GOAL OF THE EXERCISE — All records are to be retyped faithfully and completely.

ITEMS —
——————————

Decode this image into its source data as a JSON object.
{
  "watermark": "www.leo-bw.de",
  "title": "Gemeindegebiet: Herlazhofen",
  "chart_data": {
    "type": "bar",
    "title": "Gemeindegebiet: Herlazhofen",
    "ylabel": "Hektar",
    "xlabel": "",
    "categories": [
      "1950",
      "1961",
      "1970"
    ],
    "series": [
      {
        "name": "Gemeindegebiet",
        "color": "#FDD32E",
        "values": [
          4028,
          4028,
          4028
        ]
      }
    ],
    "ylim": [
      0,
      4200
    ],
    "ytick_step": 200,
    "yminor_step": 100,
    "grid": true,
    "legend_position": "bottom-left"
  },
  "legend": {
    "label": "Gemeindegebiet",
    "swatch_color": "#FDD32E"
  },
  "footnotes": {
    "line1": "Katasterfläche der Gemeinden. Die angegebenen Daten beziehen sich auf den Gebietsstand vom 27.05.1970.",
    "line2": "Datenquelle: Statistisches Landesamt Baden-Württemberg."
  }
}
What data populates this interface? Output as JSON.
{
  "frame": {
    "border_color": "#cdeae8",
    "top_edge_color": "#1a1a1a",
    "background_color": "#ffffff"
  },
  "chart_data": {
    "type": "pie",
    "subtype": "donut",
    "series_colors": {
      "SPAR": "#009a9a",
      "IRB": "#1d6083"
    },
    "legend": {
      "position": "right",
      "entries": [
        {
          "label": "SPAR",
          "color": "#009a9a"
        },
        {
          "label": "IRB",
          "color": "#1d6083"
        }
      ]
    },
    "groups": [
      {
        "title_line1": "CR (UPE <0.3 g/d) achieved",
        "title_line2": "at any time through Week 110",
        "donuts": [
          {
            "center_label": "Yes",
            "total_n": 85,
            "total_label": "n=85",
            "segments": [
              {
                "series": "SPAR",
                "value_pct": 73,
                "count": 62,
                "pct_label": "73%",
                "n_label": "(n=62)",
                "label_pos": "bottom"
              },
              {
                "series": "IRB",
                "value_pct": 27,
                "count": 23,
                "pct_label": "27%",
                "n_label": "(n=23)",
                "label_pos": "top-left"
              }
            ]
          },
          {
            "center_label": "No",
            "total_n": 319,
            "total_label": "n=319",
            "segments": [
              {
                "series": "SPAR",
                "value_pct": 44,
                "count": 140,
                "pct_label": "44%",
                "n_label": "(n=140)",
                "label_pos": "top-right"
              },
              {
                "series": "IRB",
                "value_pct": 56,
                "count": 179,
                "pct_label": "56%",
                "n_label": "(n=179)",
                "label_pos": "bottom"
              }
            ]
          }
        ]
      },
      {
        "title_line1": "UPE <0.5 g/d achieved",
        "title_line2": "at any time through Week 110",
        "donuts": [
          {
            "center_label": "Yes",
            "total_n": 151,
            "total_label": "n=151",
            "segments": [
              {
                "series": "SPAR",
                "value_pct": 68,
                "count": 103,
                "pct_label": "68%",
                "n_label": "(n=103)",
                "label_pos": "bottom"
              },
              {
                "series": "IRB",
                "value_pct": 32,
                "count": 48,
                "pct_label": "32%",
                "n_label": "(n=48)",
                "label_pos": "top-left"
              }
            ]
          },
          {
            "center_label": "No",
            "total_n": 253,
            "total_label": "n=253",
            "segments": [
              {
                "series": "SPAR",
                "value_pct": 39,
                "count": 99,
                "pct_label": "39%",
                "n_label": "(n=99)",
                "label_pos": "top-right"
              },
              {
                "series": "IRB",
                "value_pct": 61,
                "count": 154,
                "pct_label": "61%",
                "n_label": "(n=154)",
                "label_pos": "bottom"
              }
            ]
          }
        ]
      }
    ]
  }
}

——————————

SOLUTION FOR THIS PROBLEM —
Decode this image into its source data as a JSON object.
{
  "watermark": "www.leo-bw.de",
  "title": "Gemeindegebiet: Herlazhofen",
  "chart_data": {
    "type": "bar",
    "title": "Gemeindegebiet: Herlazhofen",
    "ylabel": "Hektar",
    "xlabel": "",
    "categories": [
      "1950",
      "1961",
      "1970"
    ],
    "series": [
      {
        "name": "Gemeindegebiet",
        "color": "#FDD32E",
        "values": [
          4028,
          4028,
          4028
        ]
      }
    ],
    "ylim": [
      0,
      4200
    ],
    "ytick_step": 200,
    "yminor_step": 100,
    "grid": true,
    "legend_position": "bottom-left"
  },
  "legend": {
    "label": "Gemeindegebiet",
    "swatch_color": "#FDD32E"
  },
  "footnotes": {
    "line1": "Katasterfläche der Gemeinden. Die angegebenen Daten beziehen sich auf den Gebietsstand vom 27.05.1970.",
    "line2": "Datenquelle: Statistisches Landesamt Baden-Württemberg."
  }
}
What data populates this interface? Output as JSON.
{
  "frame": {
    "border_color": "#cdeae8",
    "top_edge_color": "#1a1a1a",
    "background_color": "#ffffff"
  },
  "chart_data": {
    "type": "pie",
    "subtype": "donut",
    "series_colors": {
      "SPAR": "#009a9a",
      "IRB": "#1d6083"
    },
    "legend": {
      "position": "right",
      "entries": [
        {
          "label": "SPAR",
          "color": "#009a9a"
        },
        {
          "label": "IRB",
          "color": "#1d6083"
        }
      ]
    },
    "groups": [
      {
        "title_line1": "CR (UPE <0.3 g/d) achieved",
        "title_line2": "at any time through Week 110",
        "donuts": [
          {
            "center_label": "Yes",
            "total_n": 85,
            "total_label": "n=85",
            "segments": [
              {
                "series": "SPAR",
                "value_pct": 73,
                "count": 62,
                "pct_label": "73%",
                "n_label": "(n=62)",
                "label_pos": "bottom"
              },
              {
                "series": "IRB",
                "value_pct": 27,
                "count": 23,
                "pct_label": "27%",
                "n_label": "(n=23)",
                "label_pos": "top-left"
              }
            ]
          },
          {
            "center_label": "No",
            "total_n": 319,
            "total_label": "n=319",
            "segments": [
              {
                "series": "SPAR",
                "value_pct": 44,
                "count": 140,
                "pct_label": "44%",
                "n_label": "(n=140)",
                "label_pos": "top-right"
              },
              {
                "series": "IRB",
                "value_pct": 56,
                "count": 179,
                "pct_label": "56%",
                "n_label": "(n=179)",
                "label_pos": "bottom"
              }
            ]
          }
        ]
      },
      {
        "title_line1": "UPE <0.5 g/d achieved",
        "title_line2": "at any time through Week 110",
        "donuts": [
          {
            "center_label": "Yes",
            "total_n": 151,
            "total_label": "n=151",
            "segments": [
              {
                "series": "SPAR",
                "value_pct": 68,
                "count": 103,
                "pct_label": "68%",
                "n_label": "(n=103)",
                "label_pos": "bottom"
              },
              {
                "series": "IRB",
                "value_pct": 32,
                "count": 48,
                "pct_label": "32%",
                "n_label": "(n=48)",
                "label_pos": "top-left"
              }
            ]
          },
          {
            "center_label": "No",
            "total_n": 253,
            "total_label": "n=253",
            "segments": [
              {
                "series": "SPAR",
                "value_pct": 39,
                "count": 99,
                "pct_label": "39%",
                "n_label": "(n=99)",
                "label_pos": "top-right"
              },
              {
                "series": "IRB",
                "value_pct": 61,
                "count": 154,
                "pct_label": "61%",
                "n_label": "(n=154)",
                "label_pos": "bottom"
              }
            ]
          }
        ]
      }
    ]
  }
}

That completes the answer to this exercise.